The registrant’s other certifying officer and I have disclosed, based on our most recent evaluation of internal control over
financial reporting, to the registrant’s auditors and the audit committee of the registrant’s board of directors (or other persons
performing the equivalent functions):
(a)
All significant deficiencies and material weaknesses in the design or operation of internal control over financial
reporting which are reasonably likely to adversely affect the registrant’s ability to record, process, summarize and
report financial information; and
(b)
Any fraud, whether or not material, that involves management or other employees who have a significant role in the
registrant’s internal control over financial reporting.
/s/ Nora Brennan
Nora Brennan
Interim Chief Financial Officer
(Principal Financial Officer and Principal Accounting Officer)

· · · · · · ·

From the certification, answer these:
1. To whom have the disclosures been made?
2. What kind of fraud does item (b) cover?
3. What title appears directly under the name Nora Brennan?
Rely only on the certification, with no outside knowledge.

(Document understanding data)
· · · · · · ·

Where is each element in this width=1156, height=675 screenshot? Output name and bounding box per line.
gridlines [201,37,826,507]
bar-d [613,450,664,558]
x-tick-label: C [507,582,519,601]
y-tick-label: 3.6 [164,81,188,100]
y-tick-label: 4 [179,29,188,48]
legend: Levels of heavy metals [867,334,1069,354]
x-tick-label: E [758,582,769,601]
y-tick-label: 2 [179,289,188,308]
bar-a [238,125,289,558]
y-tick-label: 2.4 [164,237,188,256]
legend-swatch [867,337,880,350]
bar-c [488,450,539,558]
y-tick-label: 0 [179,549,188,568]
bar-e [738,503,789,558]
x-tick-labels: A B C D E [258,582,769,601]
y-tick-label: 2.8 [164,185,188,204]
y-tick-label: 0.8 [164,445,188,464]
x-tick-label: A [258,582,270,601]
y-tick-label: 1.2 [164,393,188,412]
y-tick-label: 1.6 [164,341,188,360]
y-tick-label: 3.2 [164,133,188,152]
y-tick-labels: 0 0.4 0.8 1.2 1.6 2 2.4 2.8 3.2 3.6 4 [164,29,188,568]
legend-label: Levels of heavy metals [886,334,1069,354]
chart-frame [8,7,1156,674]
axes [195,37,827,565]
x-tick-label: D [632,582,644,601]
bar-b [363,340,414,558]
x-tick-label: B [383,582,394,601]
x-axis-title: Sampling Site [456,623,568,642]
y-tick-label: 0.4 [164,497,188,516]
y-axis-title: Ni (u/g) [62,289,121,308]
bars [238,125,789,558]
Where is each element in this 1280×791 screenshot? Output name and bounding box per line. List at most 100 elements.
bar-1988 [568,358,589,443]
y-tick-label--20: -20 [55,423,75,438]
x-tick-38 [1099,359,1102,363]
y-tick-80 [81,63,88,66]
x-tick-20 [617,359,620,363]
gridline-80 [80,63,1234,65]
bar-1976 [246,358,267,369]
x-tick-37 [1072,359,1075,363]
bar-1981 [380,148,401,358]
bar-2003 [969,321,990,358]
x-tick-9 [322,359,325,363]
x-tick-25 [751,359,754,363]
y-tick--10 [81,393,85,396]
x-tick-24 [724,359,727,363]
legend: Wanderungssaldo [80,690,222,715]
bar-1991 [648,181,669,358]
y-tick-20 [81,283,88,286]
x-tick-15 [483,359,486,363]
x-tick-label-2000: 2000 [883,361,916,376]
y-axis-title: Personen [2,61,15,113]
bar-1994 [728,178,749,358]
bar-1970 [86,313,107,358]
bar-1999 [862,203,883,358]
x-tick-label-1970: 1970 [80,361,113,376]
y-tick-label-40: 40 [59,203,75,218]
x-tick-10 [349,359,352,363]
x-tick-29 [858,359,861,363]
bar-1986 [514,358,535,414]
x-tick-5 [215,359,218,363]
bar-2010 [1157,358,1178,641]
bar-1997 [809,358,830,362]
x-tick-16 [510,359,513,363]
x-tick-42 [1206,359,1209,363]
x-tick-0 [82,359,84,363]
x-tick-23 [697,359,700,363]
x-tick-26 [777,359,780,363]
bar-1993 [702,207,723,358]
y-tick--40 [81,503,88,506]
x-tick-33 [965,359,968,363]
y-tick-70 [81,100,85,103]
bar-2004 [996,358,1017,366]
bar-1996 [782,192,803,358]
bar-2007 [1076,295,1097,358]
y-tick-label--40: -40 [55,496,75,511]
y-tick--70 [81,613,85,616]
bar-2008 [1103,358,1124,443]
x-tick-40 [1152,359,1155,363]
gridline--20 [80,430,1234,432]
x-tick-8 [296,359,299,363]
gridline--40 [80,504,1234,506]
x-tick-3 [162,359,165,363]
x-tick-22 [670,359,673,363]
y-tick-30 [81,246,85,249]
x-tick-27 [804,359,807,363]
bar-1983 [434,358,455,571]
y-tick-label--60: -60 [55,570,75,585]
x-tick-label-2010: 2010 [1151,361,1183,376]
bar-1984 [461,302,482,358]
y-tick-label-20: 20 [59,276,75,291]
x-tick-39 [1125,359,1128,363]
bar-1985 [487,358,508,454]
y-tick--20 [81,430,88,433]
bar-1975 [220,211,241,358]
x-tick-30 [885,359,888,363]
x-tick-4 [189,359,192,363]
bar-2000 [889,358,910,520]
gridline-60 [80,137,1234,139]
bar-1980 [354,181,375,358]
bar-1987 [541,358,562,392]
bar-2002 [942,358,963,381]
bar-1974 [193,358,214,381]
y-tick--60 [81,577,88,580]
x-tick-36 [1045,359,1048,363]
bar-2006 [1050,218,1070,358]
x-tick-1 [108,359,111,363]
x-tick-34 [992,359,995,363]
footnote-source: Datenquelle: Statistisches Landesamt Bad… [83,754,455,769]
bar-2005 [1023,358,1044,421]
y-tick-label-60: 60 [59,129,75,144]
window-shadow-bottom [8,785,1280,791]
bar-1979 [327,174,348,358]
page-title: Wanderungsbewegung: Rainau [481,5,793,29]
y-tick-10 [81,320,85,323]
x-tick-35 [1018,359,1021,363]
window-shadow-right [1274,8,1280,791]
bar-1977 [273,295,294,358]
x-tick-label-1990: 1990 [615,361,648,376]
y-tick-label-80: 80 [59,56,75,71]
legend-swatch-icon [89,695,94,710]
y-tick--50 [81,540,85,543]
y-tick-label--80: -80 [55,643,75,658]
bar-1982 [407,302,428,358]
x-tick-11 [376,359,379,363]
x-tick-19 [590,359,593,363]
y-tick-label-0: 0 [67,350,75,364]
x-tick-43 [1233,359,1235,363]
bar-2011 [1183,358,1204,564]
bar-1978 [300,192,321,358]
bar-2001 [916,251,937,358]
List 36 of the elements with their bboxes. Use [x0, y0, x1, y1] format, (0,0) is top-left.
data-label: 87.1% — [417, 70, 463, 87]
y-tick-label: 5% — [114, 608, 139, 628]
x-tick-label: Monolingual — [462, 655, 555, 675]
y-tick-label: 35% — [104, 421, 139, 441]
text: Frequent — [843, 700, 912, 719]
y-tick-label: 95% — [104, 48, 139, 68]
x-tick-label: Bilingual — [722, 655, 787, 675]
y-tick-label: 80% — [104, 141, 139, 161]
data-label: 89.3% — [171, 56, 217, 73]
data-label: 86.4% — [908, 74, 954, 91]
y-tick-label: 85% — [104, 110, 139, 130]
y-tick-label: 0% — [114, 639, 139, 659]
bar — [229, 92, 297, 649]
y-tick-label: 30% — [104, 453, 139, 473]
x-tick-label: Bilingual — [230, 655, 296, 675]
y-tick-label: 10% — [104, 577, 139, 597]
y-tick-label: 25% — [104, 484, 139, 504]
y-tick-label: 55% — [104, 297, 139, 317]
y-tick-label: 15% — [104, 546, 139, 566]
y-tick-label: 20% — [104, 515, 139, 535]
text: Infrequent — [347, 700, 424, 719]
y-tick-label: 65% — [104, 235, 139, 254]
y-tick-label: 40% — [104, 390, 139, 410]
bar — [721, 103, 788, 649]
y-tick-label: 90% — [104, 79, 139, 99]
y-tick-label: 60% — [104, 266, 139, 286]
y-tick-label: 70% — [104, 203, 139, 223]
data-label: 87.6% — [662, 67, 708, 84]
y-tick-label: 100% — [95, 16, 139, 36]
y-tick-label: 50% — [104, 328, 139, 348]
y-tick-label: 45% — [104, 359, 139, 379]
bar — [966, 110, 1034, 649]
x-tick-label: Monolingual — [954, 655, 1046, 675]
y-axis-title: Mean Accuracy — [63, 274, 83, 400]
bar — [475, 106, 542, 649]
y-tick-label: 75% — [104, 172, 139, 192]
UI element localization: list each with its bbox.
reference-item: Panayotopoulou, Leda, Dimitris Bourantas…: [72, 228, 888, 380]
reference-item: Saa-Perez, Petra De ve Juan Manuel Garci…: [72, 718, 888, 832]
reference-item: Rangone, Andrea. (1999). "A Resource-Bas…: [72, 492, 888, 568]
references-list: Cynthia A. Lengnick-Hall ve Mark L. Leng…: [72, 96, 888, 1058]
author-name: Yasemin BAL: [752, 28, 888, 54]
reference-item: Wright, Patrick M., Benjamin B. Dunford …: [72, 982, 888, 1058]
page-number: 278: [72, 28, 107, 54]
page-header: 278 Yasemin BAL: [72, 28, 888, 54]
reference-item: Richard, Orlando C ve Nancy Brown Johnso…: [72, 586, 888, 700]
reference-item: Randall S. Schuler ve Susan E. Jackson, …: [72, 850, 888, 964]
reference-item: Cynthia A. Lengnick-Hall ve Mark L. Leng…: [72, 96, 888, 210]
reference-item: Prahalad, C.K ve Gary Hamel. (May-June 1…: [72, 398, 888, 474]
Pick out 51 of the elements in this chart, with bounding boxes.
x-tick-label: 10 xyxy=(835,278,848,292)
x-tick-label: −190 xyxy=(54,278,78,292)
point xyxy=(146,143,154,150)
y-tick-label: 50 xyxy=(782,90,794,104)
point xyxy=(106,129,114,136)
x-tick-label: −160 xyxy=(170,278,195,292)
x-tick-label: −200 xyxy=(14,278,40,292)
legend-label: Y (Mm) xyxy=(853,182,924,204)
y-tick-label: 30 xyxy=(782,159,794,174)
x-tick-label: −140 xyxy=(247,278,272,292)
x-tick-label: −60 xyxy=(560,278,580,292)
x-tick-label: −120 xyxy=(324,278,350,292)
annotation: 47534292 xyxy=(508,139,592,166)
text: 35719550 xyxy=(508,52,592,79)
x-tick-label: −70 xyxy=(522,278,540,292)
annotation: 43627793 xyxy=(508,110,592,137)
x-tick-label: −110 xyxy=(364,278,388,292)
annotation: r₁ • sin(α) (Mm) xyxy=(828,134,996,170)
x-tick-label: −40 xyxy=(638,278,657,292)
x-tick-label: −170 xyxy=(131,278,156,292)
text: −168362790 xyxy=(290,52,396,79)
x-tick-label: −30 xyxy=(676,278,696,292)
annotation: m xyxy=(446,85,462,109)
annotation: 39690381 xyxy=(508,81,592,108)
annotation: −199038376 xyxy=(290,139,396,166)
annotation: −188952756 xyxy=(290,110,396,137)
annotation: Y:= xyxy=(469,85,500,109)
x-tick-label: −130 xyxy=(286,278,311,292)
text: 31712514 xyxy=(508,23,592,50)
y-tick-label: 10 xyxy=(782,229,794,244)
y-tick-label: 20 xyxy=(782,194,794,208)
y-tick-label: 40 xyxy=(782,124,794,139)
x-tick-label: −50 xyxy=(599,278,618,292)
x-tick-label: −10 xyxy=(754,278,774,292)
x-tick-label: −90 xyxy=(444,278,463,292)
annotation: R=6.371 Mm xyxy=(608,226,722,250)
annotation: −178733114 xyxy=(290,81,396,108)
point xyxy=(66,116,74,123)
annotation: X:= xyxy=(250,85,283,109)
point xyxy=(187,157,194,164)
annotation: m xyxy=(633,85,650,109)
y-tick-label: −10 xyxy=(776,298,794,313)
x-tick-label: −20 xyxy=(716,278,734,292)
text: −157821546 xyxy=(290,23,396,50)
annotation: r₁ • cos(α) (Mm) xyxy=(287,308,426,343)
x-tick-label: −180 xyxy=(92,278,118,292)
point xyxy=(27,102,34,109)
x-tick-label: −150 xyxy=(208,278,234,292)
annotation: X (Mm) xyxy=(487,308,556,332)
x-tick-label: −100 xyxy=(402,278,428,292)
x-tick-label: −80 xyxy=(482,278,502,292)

· · · · · · ·

• Solution for this task
1. The registrant's auditors and the audit committee of the registrant's board of directors (or other persons performing the equivalent functions).
2. Any fraud, whether or not material, that involves management or other employees who have a significant role in the registrant's internal control over financial reporting.
3. Interim Chief Financial Officer.